• TASK DIRECTIONS:
Please determine how many lines of the material include the word "this", and respond with nothing but that number.

Collected data:
★ ★ ★ ★ ★ ★ ★
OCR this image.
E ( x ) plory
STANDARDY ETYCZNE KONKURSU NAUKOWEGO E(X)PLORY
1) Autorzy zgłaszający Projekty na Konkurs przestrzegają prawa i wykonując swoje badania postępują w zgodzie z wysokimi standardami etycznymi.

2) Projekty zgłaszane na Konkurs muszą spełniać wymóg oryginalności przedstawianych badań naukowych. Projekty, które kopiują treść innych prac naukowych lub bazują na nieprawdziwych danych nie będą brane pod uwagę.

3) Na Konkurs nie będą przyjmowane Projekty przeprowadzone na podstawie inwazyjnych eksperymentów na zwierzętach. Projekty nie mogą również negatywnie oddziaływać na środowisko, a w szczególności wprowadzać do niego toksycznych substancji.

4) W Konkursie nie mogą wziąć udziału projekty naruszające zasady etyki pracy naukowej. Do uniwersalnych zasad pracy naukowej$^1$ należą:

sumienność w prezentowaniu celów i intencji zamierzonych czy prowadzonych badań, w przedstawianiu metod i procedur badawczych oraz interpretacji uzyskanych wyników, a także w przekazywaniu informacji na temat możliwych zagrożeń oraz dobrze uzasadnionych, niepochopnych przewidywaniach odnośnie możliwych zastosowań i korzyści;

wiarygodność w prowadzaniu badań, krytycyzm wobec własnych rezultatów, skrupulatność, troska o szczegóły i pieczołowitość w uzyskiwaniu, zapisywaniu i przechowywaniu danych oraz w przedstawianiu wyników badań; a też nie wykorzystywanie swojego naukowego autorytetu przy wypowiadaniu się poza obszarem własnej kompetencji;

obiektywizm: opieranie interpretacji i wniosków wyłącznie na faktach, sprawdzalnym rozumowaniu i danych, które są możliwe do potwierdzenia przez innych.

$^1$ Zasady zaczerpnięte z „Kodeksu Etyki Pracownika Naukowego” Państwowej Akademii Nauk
★ ★ ★ ★ ★ ★ ★
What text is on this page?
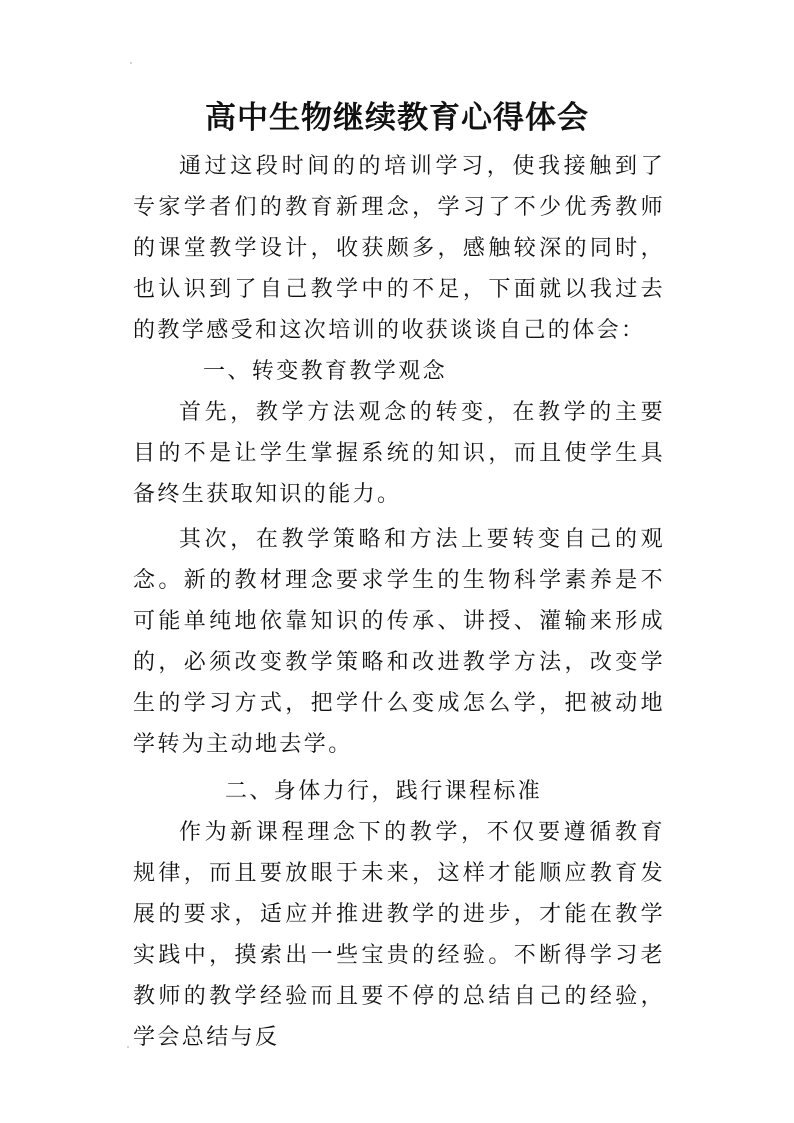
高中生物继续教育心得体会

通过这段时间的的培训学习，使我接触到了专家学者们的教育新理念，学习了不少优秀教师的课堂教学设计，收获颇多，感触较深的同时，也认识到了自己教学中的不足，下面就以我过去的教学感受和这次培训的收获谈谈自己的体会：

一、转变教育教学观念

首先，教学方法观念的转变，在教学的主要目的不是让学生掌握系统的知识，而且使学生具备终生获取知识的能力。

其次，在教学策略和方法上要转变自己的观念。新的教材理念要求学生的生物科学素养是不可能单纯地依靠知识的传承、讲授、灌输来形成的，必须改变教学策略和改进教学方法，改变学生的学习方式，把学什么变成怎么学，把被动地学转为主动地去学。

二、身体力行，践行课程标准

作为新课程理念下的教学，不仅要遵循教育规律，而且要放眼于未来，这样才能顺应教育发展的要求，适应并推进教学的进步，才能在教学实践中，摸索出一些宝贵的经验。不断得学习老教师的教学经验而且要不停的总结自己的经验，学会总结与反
★ ★ ★ ★ ★ ★ ★
• ANSWER TO THE TASK:
2